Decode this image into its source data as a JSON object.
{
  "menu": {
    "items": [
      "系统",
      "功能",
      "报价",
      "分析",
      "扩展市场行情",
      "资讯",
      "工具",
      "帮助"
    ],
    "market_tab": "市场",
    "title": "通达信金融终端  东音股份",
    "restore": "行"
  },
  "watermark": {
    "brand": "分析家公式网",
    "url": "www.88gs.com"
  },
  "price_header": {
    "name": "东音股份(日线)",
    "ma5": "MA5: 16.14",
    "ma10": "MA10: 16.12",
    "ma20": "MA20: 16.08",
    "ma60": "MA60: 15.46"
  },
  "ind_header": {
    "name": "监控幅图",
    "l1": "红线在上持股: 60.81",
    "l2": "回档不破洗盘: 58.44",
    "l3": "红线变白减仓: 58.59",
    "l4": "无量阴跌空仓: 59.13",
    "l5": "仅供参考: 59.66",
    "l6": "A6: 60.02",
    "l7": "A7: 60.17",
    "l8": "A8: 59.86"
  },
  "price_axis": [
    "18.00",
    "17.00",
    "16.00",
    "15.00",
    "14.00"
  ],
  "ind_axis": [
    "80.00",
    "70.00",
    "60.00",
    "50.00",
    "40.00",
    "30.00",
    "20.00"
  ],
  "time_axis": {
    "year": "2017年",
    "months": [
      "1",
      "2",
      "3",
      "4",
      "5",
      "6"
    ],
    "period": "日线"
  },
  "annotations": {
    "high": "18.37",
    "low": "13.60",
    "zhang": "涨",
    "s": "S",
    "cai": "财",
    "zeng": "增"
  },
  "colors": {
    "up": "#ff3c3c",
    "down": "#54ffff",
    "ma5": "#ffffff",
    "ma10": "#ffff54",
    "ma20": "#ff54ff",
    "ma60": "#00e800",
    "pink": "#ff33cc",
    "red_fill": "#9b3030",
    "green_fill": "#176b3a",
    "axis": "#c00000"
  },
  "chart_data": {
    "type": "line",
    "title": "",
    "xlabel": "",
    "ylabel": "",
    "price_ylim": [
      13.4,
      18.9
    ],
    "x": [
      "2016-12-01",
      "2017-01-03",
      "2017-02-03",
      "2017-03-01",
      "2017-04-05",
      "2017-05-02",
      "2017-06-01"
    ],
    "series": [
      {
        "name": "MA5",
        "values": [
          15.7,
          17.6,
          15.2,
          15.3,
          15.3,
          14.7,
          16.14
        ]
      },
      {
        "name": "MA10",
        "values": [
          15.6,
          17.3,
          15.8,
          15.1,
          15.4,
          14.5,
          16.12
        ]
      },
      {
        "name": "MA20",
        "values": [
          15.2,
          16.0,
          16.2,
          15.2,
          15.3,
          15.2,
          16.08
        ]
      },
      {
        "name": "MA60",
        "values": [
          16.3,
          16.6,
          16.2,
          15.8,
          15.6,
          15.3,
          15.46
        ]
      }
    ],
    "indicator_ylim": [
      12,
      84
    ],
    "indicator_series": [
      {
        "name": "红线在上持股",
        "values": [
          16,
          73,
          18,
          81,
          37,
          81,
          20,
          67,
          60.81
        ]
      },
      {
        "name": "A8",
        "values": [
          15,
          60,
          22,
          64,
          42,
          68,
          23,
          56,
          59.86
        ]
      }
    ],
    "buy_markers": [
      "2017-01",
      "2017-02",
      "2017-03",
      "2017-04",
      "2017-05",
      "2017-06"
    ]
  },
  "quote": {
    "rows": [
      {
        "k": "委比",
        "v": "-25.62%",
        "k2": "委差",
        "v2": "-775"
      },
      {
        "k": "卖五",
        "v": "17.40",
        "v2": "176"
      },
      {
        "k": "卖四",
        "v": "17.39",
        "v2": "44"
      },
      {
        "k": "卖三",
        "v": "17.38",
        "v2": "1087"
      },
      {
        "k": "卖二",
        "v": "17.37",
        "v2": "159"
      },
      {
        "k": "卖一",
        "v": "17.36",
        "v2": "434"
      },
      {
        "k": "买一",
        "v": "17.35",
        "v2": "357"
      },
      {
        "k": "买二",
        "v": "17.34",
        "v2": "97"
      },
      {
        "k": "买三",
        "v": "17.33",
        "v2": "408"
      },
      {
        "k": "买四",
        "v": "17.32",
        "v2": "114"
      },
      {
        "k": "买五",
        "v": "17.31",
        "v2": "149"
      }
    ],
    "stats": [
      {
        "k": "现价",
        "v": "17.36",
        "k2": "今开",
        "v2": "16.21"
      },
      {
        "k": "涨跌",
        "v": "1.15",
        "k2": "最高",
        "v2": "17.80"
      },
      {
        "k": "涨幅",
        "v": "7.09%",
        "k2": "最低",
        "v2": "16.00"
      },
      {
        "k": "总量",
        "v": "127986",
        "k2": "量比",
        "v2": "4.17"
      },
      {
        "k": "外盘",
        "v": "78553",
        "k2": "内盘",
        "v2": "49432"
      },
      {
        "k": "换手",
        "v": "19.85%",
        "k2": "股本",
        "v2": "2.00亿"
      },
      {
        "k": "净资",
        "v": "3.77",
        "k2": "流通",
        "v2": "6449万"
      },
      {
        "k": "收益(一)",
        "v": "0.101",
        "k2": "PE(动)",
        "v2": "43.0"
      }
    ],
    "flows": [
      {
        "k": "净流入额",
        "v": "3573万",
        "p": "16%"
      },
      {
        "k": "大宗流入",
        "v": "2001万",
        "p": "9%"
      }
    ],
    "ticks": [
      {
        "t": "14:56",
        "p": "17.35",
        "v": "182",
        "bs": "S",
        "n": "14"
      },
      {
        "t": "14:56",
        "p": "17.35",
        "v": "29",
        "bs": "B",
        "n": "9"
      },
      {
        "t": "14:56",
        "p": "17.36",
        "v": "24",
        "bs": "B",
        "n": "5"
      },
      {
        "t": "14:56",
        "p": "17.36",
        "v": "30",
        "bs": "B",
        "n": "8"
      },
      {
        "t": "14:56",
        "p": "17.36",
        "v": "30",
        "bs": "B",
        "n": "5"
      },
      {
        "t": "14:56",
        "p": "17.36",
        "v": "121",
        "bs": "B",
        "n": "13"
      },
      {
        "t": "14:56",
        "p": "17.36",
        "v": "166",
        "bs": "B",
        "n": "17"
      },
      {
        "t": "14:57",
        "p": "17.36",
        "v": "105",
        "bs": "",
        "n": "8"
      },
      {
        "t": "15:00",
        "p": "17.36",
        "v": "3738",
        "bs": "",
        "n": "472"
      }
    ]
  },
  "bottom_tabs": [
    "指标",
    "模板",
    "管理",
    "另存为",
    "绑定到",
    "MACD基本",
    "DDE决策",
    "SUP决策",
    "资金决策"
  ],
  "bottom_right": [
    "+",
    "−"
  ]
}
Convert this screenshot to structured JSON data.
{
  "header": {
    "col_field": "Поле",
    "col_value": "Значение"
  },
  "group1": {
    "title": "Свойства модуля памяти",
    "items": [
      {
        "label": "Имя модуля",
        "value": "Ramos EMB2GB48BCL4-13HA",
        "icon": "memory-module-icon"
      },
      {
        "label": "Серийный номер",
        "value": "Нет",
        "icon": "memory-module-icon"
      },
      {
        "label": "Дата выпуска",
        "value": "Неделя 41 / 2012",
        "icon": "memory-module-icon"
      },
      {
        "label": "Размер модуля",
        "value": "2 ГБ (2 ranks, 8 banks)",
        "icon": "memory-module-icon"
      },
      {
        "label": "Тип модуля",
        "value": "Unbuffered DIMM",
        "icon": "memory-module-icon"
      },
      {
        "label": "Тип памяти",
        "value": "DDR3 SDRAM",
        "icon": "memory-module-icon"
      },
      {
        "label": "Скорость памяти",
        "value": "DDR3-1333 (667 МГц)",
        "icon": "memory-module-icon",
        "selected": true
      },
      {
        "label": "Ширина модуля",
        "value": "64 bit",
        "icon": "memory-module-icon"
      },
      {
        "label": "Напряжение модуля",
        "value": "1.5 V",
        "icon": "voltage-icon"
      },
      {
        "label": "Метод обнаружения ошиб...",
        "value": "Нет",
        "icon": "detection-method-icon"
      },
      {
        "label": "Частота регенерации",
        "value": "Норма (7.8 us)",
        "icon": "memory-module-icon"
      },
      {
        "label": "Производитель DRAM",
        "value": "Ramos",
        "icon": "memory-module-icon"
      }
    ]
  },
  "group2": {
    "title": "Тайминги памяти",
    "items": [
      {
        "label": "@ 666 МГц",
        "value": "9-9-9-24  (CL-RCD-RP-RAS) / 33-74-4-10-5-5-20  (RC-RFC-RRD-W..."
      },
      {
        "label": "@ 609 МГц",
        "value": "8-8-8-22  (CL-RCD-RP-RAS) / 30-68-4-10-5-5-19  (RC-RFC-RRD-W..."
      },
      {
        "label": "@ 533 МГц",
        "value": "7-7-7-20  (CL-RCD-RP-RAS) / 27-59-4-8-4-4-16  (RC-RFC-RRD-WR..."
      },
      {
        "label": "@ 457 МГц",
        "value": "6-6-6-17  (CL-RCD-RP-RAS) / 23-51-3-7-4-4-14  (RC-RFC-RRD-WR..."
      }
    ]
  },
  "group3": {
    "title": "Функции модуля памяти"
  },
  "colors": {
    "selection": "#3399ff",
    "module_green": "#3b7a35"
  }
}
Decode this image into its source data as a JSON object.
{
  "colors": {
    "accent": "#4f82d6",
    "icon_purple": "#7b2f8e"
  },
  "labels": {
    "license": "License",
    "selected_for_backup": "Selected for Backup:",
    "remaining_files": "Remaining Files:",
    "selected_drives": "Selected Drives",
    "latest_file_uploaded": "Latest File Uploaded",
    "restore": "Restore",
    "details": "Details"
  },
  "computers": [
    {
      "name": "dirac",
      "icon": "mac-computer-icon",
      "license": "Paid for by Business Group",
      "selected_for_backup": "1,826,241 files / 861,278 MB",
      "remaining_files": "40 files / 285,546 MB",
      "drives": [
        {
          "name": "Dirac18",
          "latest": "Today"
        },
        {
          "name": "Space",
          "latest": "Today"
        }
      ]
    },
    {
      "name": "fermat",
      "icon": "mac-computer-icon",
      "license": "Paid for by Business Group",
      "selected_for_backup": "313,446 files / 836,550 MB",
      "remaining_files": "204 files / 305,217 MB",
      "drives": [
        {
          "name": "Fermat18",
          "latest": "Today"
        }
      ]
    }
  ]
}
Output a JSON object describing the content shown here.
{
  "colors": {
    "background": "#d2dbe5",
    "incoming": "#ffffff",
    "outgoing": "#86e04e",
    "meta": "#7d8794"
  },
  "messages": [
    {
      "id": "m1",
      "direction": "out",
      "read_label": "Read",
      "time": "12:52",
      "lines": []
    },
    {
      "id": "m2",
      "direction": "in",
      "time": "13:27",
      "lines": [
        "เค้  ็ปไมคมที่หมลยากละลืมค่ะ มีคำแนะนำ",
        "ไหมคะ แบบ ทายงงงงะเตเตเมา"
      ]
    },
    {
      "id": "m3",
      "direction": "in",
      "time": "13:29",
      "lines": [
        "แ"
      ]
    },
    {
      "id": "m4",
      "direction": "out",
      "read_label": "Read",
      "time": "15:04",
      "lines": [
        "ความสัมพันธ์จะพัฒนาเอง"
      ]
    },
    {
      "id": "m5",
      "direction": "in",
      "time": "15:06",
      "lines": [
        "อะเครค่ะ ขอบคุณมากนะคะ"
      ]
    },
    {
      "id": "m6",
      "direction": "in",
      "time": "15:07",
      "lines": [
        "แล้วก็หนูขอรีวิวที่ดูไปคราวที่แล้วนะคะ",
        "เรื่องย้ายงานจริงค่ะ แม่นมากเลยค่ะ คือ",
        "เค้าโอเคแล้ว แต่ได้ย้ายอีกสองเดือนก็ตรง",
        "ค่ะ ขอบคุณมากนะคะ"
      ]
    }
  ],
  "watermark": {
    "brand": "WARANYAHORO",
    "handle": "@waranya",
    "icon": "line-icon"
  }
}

■ Stated exercise: In the entries above, locate every line with the word "памяти" and copy it.

■ Solution:
    "title": "Свойства модуля памяти",
        "label": "Тип памяти",
        "label": "Скорость памяти",
    "title": "Тайминги памяти",
    "title": "Функции модуля памяти"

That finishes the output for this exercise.